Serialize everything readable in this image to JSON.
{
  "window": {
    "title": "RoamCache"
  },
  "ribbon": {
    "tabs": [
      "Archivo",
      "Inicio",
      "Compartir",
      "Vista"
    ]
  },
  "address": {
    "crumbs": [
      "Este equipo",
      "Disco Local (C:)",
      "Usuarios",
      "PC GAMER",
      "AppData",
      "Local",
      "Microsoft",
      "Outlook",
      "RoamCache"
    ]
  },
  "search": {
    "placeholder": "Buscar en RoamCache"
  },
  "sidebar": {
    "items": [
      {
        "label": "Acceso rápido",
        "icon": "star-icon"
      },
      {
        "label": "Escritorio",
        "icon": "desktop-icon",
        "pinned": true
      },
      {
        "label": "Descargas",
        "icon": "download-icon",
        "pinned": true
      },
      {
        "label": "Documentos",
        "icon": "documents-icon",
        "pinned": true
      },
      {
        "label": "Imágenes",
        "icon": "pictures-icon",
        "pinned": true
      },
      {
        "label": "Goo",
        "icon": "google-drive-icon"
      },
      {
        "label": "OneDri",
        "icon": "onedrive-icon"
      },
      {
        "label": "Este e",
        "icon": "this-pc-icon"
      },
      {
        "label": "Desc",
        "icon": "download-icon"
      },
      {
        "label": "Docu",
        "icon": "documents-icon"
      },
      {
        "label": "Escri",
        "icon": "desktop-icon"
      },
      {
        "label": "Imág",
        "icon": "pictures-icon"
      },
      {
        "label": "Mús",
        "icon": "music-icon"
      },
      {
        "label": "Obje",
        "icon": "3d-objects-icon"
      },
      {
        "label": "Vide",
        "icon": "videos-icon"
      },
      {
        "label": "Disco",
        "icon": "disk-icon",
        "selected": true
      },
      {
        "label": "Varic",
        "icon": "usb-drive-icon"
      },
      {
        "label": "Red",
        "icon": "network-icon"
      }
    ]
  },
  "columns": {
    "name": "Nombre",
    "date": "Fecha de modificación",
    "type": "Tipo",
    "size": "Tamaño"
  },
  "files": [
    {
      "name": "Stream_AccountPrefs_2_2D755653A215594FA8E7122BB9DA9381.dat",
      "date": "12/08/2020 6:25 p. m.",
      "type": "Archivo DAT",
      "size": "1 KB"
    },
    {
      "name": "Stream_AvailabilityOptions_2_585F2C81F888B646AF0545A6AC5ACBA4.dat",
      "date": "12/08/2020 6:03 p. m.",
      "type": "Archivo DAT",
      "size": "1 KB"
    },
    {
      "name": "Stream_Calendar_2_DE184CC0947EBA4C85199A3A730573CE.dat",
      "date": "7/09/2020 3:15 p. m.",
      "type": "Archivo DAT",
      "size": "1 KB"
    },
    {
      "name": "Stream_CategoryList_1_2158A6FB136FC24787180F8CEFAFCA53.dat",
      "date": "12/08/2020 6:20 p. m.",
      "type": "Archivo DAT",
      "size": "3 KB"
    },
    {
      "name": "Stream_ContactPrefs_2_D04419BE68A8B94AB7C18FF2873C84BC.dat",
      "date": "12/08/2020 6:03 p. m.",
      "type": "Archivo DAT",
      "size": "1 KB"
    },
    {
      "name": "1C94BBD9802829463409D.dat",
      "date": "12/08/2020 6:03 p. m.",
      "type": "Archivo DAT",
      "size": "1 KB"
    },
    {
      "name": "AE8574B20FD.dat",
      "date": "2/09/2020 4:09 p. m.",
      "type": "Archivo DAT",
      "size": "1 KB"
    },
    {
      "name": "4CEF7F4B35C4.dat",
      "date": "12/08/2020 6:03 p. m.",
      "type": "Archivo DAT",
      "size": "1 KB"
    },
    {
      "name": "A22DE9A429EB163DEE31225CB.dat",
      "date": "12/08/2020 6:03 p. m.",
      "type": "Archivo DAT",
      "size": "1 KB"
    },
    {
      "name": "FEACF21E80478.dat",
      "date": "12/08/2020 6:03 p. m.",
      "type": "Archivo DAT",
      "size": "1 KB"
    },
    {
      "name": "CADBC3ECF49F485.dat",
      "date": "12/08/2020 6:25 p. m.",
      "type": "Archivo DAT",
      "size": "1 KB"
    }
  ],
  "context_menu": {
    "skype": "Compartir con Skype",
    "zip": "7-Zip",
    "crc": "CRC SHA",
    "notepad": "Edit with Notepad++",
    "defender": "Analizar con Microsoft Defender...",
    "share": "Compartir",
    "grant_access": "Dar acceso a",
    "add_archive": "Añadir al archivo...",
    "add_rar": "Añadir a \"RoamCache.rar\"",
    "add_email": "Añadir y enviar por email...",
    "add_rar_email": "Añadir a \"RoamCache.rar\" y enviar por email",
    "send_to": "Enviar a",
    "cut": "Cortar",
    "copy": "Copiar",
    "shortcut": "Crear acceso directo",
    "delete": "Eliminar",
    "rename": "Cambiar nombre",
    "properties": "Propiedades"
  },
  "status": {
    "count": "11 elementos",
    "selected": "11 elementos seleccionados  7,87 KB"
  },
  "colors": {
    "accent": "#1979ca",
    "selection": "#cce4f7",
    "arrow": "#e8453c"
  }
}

****************

# Your task
Transcribe each line of the data exactly, skipping none.

# Exercise result
Serialize everything readable in this image to JSON.
{
  "window": {
    "title": "RoamCache"
  },
  "ribbon": {
    "tabs": [
      "Archivo",
      "Inicio",
      "Compartir",
      "Vista"
    ]
  },
  "address": {
    "crumbs": [
      "Este equipo",
      "Disco Local (C:)",
      "Usuarios",
      "PC GAMER",
      "AppData",
      "Local",
      "Microsoft",
      "Outlook",
      "RoamCache"
    ]
  },
  "search": {
    "placeholder": "Buscar en RoamCache"
  },
  "sidebar": {
    "items": [
      {
        "label": "Acceso rápido",
        "icon": "star-icon"
      },
      {
        "label": "Escritorio",
        "icon": "desktop-icon",
        "pinned": true
      },
      {
        "label": "Descargas",
        "icon": "download-icon",
        "pinned": true
      },
      {
        "label": "Documentos",
        "icon": "documents-icon",
        "pinned": true
      },
      {
        "label": "Imágenes",
        "icon": "pictures-icon",
        "pinned": true
      },
      {
        "label": "Goo",
        "icon": "google-drive-icon"
      },
      {
        "label": "OneDri",
        "icon": "onedrive-icon"
      },
      {
        "label": "Este e",
        "icon": "this-pc-icon"
      },
      {
        "label": "Desc",
        "icon": "download-icon"
      },
      {
        "label": "Docu",
        "icon": "documents-icon"
      },
      {
        "label": "Escri",
        "icon": "desktop-icon"
      },
      {
        "label": "Imág",
        "icon": "pictures-icon"
      },
      {
        "label": "Mús",
        "icon": "music-icon"
      },
      {
        "label": "Obje",
        "icon": "3d-objects-icon"
      },
      {
        "label": "Vide",
        "icon": "videos-icon"
      },
      {
        "label": "Disco",
        "icon": "disk-icon",
        "selected": true
      },
      {
        "label": "Varic",
        "icon": "usb-drive-icon"
      },
      {
        "label": "Red",
        "icon": "network-icon"
      }
    ]
  },
  "columns": {
    "name": "Nombre",
    "date": "Fecha de modificación",
    "type": "Tipo",
    "size": "Tamaño"
  },
  "files": [
    {
      "name": "Stream_AccountPrefs_2_2D755653A215594FA8E7122BB9DA9381.dat",
      "date": "12/08/2020 6:25 p. m.",
      "type": "Archivo DAT",
      "size": "1 KB"
    },
    {
      "name": "Stream_AvailabilityOptions_2_585F2C81F888B646AF0545A6AC5ACBA4.dat",
      "date": "12/08/2020 6:03 p. m.",
      "type": "Archivo DAT",
      "size": "1 KB"
    },
    {
      "name": "Stream_Calendar_2_DE184CC0947EBA4C85199A3A730573CE.dat",
      "date": "7/09/2020 3:15 p. m.",
      "type": "Archivo DAT",
      "size": "1 KB"
    },
    {
      "name": "Stream_CategoryList_1_2158A6FB136FC24787180F8CEFAFCA53.dat",
      "date": "12/08/2020 6:20 p. m.",
      "type": "Archivo DAT",
      "size": "3 KB"
    },
    {
      "name": "Stream_ContactPrefs_2_D04419BE68A8B94AB7C18FF2873C84BC.dat",
      "date": "12/08/2020 6:03 p. m.",
      "type": "Archivo DAT",
      "size": "1 KB"
    },
    {
      "name": "1C94BBD9802829463409D.dat",
      "date": "12/08/2020 6:03 p. m.",
      "type": "Archivo DAT",
      "size": "1 KB"
    },
    {
      "name": "AE8574B20FD.dat",
      "date": "2/09/2020 4:09 p. m.",
      "type": "Archivo DAT",
      "size": "1 KB"
    },
    {
      "name": "4CEF7F4B35C4.dat",
      "date": "12/08/2020 6:03 p. m.",
      "type": "Archivo DAT",
      "size": "1 KB"
    },
    {
      "name": "A22DE9A429EB163DEE31225CB.dat",
      "date": "12/08/2020 6:03 p. m.",
      "type": "Archivo DAT",
      "size": "1 KB"
    },
    {
      "name": "FEACF21E80478.dat",
      "date": "12/08/2020 6:03 p. m.",
      "type": "Archivo DAT",
      "size": "1 KB"
    },
    {
      "name": "CADBC3ECF49F485.dat",
      "date": "12/08/2020 6:25 p. m.",
      "type": "Archivo DAT",
      "size": "1 KB"
    }
  ],
  "context_menu": {
    "skype": "Compartir con Skype",
    "zip": "7-Zip",
    "crc": "CRC SHA",
    "notepad": "Edit with Notepad++",
    "defender": "Analizar con Microsoft Defender...",
    "share": "Compartir",
    "grant_access": "Dar acceso a",
    "add_archive": "Añadir al archivo...",
    "add_rar": "Añadir a \"RoamCache.rar\"",
    "add_email": "Añadir y enviar por email...",
    "add_rar_email": "Añadir a \"RoamCache.rar\" y enviar por email",
    "send_to": "Enviar a",
    "cut": "Cortar",
    "copy": "Copiar",
    "shortcut": "Crear acceso directo",
    "delete": "Eliminar",
    "rename": "Cambiar nombre",
    "properties": "Propiedades"
  },
  "status": {
    "count": "11 elementos",
    "selected": "11 elementos seleccionados  7,87 KB"
  },
  "colors": {
    "accent": "#1979ca",
    "selection": "#cce4f7",
    "arrow": "#e8453c"
  }
}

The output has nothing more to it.